### Task
All records are to be retyped faithfully and completely.

### Data to process
## BEGIN

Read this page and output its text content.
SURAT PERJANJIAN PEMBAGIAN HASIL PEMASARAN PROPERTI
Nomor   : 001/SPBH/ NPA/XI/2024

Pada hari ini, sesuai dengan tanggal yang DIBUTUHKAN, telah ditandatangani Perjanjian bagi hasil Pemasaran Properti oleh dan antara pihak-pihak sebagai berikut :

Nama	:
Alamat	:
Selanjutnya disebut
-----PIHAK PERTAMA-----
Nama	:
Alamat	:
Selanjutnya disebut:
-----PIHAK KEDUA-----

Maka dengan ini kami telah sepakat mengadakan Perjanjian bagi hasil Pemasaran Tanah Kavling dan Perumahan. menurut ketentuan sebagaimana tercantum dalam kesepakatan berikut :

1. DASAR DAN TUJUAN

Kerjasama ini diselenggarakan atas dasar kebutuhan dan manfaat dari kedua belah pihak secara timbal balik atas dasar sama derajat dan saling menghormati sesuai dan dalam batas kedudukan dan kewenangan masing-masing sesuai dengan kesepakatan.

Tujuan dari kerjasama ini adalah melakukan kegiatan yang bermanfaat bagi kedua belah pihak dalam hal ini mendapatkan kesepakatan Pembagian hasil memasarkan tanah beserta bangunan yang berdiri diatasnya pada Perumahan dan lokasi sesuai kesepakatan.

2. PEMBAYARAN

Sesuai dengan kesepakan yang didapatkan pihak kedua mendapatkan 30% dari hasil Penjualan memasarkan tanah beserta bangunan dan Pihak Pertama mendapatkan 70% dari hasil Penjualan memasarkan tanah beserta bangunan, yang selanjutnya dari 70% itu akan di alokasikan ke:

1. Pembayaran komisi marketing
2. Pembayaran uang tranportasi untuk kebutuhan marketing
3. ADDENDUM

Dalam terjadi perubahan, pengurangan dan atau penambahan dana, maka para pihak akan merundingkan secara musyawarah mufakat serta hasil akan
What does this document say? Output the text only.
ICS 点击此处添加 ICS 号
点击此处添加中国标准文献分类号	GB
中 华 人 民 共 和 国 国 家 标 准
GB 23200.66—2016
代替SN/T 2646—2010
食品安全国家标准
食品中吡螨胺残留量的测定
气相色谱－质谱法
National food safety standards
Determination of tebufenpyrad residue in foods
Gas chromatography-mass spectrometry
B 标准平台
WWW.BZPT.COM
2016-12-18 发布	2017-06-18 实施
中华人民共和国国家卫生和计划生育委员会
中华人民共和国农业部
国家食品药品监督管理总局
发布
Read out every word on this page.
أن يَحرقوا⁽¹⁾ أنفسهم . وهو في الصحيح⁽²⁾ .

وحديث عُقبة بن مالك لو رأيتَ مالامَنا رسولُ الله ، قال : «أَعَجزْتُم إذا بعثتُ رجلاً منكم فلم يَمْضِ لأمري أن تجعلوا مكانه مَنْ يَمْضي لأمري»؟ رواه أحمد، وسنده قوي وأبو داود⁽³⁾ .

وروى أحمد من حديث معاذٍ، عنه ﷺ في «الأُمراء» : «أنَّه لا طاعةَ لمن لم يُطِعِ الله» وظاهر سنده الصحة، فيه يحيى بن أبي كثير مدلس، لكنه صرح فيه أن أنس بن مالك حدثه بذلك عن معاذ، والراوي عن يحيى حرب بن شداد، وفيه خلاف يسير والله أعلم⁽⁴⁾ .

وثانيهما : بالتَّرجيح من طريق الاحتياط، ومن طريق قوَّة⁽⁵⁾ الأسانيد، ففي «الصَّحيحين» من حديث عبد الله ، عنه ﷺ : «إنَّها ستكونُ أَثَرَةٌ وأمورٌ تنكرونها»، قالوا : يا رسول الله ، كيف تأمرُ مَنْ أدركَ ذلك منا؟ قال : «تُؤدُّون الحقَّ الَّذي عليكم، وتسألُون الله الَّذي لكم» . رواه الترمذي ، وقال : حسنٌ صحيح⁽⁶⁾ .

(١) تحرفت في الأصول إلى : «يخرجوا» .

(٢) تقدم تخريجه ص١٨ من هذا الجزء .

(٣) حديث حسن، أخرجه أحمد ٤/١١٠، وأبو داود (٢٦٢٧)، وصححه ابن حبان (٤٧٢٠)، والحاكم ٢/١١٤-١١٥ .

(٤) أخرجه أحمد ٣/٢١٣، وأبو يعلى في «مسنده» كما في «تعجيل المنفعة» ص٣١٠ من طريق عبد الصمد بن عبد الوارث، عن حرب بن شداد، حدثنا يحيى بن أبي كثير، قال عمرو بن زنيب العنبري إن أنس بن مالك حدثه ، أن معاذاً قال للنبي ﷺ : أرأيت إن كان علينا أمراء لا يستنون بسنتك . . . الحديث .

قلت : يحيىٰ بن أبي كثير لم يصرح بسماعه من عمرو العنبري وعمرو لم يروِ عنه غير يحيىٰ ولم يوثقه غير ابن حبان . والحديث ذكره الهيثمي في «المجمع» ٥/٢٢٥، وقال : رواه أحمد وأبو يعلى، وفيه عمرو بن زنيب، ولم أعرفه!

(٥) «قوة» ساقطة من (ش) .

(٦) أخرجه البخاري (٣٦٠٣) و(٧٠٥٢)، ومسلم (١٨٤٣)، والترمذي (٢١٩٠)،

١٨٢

## END

### Exercise response
Read this page and output its text content.
SURAT PERJANJIAN PEMBAGIAN HASIL PEMASARAN PROPERTI
Nomor   : 001/SPBH/ NPA/XI/2024

Pada hari ini, sesuai dengan tanggal yang DIBUTUHKAN, telah ditandatangani Perjanjian bagi hasil Pemasaran Properti oleh dan antara pihak-pihak sebagai berikut :

Nama	:
Alamat	:
Selanjutnya disebut
-----PIHAK PERTAMA-----
Nama	:
Alamat	:
Selanjutnya disebut:
-----PIHAK KEDUA-----

Maka dengan ini kami telah sepakat mengadakan Perjanjian bagi hasil Pemasaran Tanah Kavling dan Perumahan. menurut ketentuan sebagaimana tercantum dalam kesepakatan berikut :

1. DASAR DAN TUJUAN

Kerjasama ini diselenggarakan atas dasar kebutuhan dan manfaat dari kedua belah pihak secara timbal balik atas dasar sama derajat dan saling menghormati sesuai dan dalam batas kedudukan dan kewenangan masing-masing sesuai dengan kesepakatan.

Tujuan dari kerjasama ini adalah melakukan kegiatan yang bermanfaat bagi kedua belah pihak dalam hal ini mendapatkan kesepakatan Pembagian hasil memasarkan tanah beserta bangunan yang berdiri diatasnya pada Perumahan dan lokasi sesuai kesepakatan.

2. PEMBAYARAN

Sesuai dengan kesepakan yang didapatkan pihak kedua mendapatkan 30% dari hasil Penjualan memasarkan tanah beserta bangunan dan Pihak Pertama mendapatkan 70% dari hasil Penjualan memasarkan tanah beserta bangunan, yang selanjutnya dari 70% itu akan di alokasikan ke:

1. Pembayaran komisi marketing
2. Pembayaran uang tranportasi untuk kebutuhan marketing
3. ADDENDUM

Dalam terjadi perubahan, pengurangan dan atau penambahan dana, maka para pihak akan merundingkan secara musyawarah mufakat serta hasil akan
What does this document say? Output the text only.
ICS 点击此处添加 ICS 号
点击此处添加中国标准文献分类号	GB
中 华 人 民 共 和 国 国 家 标 准
GB 23200.66—2016
代替SN/T 2646—2010
食品安全国家标准
食品中吡螨胺残留量的测定
气相色谱－质谱法
National food safety standards
Determination of tebufenpyrad residue in foods
Gas chromatography-mass spectrometry
B 标准平台
WWW.BZPT.COM
2016-12-18 发布	2017-06-18 实施
中华人民共和国国家卫生和计划生育委员会
中华人民共和国农业部
国家食品药品监督管理总局
发布
Read out every word on this page.
أن يَحرقوا⁽¹⁾ أنفسهم . وهو في الصحيح⁽²⁾ .

وحديث عُقبة بن مالك لو رأيتَ مالامَنا رسولُ الله ، قال : «أَعَجزْتُم إذا بعثتُ رجلاً منكم فلم يَمْضِ لأمري أن تجعلوا مكانه مَنْ يَمْضي لأمري»؟ رواه أحمد، وسنده قوي وأبو داود⁽³⁾ .

وروى أحمد من حديث معاذٍ، عنه ﷺ في «الأُمراء» : «أنَّه لا طاعةَ لمن لم يُطِعِ الله» وظاهر سنده الصحة، فيه يحيى بن أبي كثير مدلس، لكنه صرح فيه أن أنس بن مالك حدثه بذلك عن معاذ، والراوي عن يحيى حرب بن شداد، وفيه خلاف يسير والله أعلم⁽⁴⁾ .

وثانيهما : بالتَّرجيح من طريق الاحتياط، ومن طريق قوَّة⁽⁵⁾ الأسانيد، ففي «الصَّحيحين» من حديث عبد الله ، عنه ﷺ : «إنَّها ستكونُ أَثَرَةٌ وأمورٌ تنكرونها»، قالوا : يا رسول الله ، كيف تأمرُ مَنْ أدركَ ذلك منا؟ قال : «تُؤدُّون الحقَّ الَّذي عليكم، وتسألُون الله الَّذي لكم» . رواه الترمذي ، وقال : حسنٌ صحيح⁽⁶⁾ .

(١) تحرفت في الأصول إلى : «يخرجوا» .

(٢) تقدم تخريجه ص١٨ من هذا الجزء .

(٣) حديث حسن، أخرجه أحمد ٤/١١٠، وأبو داود (٢٦٢٧)، وصححه ابن حبان (٤٧٢٠)، والحاكم ٢/١١٤-١١٥ .

(٤) أخرجه أحمد ٣/٢١٣، وأبو يعلى في «مسنده» كما في «تعجيل المنفعة» ص٣١٠ من طريق عبد الصمد بن عبد الوارث، عن حرب بن شداد، حدثنا يحيى بن أبي كثير، قال عمرو بن زنيب العنبري إن أنس بن مالك حدثه ، أن معاذاً قال للنبي ﷺ : أرأيت إن كان علينا أمراء لا يستنون بسنتك . . . الحديث .

قلت : يحيىٰ بن أبي كثير لم يصرح بسماعه من عمرو العنبري وعمرو لم يروِ عنه غير يحيىٰ ولم يوثقه غير ابن حبان . والحديث ذكره الهيثمي في «المجمع» ٥/٢٢٥، وقال : رواه أحمد وأبو يعلى، وفيه عمرو بن زنيب، ولم أعرفه!

(٥) «قوة» ساقطة من (ش) .

(٦) أخرجه البخاري (٣٦٠٣) و(٧٠٥٢)، ومسلم (١٨٤٣)، والترمذي (٢١٩٠)،

١٨٢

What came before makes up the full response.